AIM
Could you return each of the items below word for word, with nothing changed?

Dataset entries
++++++++

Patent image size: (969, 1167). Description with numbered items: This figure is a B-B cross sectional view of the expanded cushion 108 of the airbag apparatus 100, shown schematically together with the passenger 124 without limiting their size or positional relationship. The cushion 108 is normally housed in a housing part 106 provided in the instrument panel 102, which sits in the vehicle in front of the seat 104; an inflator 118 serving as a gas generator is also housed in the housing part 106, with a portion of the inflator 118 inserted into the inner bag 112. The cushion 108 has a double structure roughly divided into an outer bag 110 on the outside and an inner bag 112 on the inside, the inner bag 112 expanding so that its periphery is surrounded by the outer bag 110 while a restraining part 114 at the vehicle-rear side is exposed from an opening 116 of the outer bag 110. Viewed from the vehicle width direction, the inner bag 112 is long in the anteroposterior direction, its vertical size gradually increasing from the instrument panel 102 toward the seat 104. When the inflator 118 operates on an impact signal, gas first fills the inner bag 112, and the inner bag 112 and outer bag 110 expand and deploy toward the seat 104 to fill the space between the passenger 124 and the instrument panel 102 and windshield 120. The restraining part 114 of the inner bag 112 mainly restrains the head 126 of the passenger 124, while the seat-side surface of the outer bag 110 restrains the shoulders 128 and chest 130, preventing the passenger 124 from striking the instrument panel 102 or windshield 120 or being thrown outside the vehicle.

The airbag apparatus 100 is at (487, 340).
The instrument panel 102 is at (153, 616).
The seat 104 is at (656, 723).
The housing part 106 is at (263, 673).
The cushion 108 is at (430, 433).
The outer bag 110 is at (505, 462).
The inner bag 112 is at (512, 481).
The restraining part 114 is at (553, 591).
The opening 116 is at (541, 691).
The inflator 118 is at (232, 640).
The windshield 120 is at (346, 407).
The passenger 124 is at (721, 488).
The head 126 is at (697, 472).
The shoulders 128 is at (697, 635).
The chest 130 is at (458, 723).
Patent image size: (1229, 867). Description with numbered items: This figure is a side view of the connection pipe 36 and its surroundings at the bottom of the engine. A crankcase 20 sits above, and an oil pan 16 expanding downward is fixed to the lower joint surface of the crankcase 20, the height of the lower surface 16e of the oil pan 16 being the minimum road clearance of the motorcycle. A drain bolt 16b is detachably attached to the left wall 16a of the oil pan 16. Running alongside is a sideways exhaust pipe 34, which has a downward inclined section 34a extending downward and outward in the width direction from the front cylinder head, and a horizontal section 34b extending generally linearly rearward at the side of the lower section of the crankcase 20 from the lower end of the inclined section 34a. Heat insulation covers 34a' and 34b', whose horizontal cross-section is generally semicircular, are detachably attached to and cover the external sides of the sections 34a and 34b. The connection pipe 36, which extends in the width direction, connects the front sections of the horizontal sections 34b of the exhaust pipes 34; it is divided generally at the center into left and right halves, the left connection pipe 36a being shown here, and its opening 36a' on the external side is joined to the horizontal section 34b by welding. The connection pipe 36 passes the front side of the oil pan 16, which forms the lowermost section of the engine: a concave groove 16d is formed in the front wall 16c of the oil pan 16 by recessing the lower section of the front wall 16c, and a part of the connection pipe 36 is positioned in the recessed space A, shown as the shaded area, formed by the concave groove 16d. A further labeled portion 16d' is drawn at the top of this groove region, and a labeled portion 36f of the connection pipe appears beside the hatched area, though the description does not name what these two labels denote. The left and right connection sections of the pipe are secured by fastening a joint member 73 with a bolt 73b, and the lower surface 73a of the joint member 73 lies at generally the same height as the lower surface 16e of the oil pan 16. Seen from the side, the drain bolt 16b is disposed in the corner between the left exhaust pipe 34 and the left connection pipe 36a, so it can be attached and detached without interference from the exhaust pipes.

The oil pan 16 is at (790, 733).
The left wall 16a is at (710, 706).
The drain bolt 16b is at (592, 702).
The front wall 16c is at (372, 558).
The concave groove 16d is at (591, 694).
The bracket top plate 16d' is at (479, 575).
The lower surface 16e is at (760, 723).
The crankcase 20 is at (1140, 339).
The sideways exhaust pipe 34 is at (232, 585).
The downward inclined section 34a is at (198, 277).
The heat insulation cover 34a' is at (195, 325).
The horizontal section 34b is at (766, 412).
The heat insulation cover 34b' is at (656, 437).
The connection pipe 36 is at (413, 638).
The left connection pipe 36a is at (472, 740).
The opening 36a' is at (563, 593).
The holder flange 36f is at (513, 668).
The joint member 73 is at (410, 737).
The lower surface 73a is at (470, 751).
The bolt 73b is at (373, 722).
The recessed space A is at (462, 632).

++++++++

OUTPUT
Patent image size: (969, 1167). Description with numbered items: This figure is a B-B cross sectional view of the expanded cushion 108 of the airbag apparatus 100, shown schematically together with the passenger 124 without limiting their size or positional relationship. The cushion 108 is normally housed in a housing part 106 provided in the instrument panel 102, which sits in the vehicle in front of the seat 104; an inflator 118 serving as a gas generator is also housed in the housing part 106, with a portion of the inflator 118 inserted into the inner bag 112. The cushion 108 has a double structure roughly divided into an outer bag 110 on the outside and an inner bag 112 on the inside, the inner bag 112 expanding so that its periphery is surrounded by the outer bag 110 while a restraining part 114 at the vehicle-rear side is exposed from an opening 116 of the outer bag 110. Viewed from the vehicle width direction, the inner bag 112 is long in the anteroposterior direction, its vertical size gradually increasing from the instrument panel 102 toward the seat 104. When the inflator 118 operates on an impact signal, gas first fills the inner bag 112, and the inner bag 112 and outer bag 110 expand and deploy toward the seat 104 to fill the space between the passenger 124 and the instrument panel 102 and windshield 120. The restraining part 114 of the inner bag 112 mainly restrains the head 126 of the passenger 124, while the seat-side surface of the outer bag 110 restrains the shoulders 128 and chest 130, preventing the passenger 124 from striking the instrument panel 102 or windshield 120 or being thrown outside the vehicle.

The airbag apparatus 100 is at (487, 340).
The instrument panel 102 is at (153, 616).
The seat 104 is at (656, 723).
The housing part 106 is at (263, 673).
The cushion 108 is at (430, 433).
The outer bag 110 is at (505, 462).
The inner bag 112 is at (512, 481).
The restraining part 114 is at (553, 591).
The opening 116 is at (541, 691).
The inflator 118 is at (232, 640).
The windshield 120 is at (346, 407).
The passenger 124 is at (721, 488).
The head 126 is at (697, 472).
The shoulders 128 is at (697, 635).
The chest 130 is at (458, 723).
Patent image size: (1229, 867). Description with numbered items: This figure is a side view of the connection pipe 36 and its surroundings at the bottom of the engine. A crankcase 20 sits above, and an oil pan 16 expanding downward is fixed to the lower joint surface of the crankcase 20, the height of the lower surface 16e of the oil pan 16 being the minimum road clearance of the motorcycle. A drain bolt 16b is detachably attached to the left wall 16a of the oil pan 16. Running alongside is a sideways exhaust pipe 34, which has a downward inclined section 34a extending downward and outward in the width direction from the front cylinder head, and a horizontal section 34b extending generally linearly rearward at the side of the lower section of the crankcase 20 from the lower end of the inclined section 34a. Heat insulation covers 34a' and 34b', whose horizontal cross-section is generally semicircular, are detachably attached to and cover the external sides of the sections 34a and 34b. The connection pipe 36, which extends in the width direction, connects the front sections of the horizontal sections 34b of the exhaust pipes 34; it is divided generally at the center into left and right halves, the left connection pipe 36a being shown here, and its opening 36a' on the external side is joined to the horizontal section 34b by welding. The connection pipe 36 passes the front side of the oil pan 16, which forms the lowermost section of the engine: a concave groove 16d is formed in the front wall 16c of the oil pan 16 by recessing the lower section of the front wall 16c, and a part of the connection pipe 36 is positioned in the recessed space A, shown as the shaded area, formed by the concave groove 16d. A further labeled portion 16d' is drawn at the top of this groove region, and a labeled portion 36f of the connection pipe appears beside the hatched area, though the description does not name what these two labels denote. The left and right connection sections of the pipe are secured by fastening a joint member 73 with a bolt 73b, and the lower surface 73a of the joint member 73 lies at generally the same height as the lower surface 16e of the oil pan 16. Seen from the side, the drain bolt 16b is disposed in the corner between the left exhaust pipe 34 and the left connection pipe 36a, so it can be attached and detached without interference from the exhaust pipes.

The oil pan 16 is at (790, 733).
The left wall 16a is at (710, 706).
The drain bolt 16b is at (592, 702).
The front wall 16c is at (372, 558).
The concave groove 16d is at (591, 694).
The bracket top plate 16d' is at (479, 575).
The lower surface 16e is at (760, 723).
The crankcase 20 is at (1140, 339).
The sideways exhaust pipe 34 is at (232, 585).
The downward inclined section 34a is at (198, 277).
The heat insulation cover 34a' is at (195, 325).
The horizontal section 34b is at (766, 412).
The heat insulation cover 34b' is at (656, 437).
The connection pipe 36 is at (413, 638).
The left connection pipe 36a is at (472, 740).
The opening 36a' is at (563, 593).
The holder flange 36f is at (513, 668).
The joint member 73 is at (410, 737).
The lower surface 73a is at (470, 751).
The bolt 73b is at (373, 722).
The recessed space A is at (462, 632).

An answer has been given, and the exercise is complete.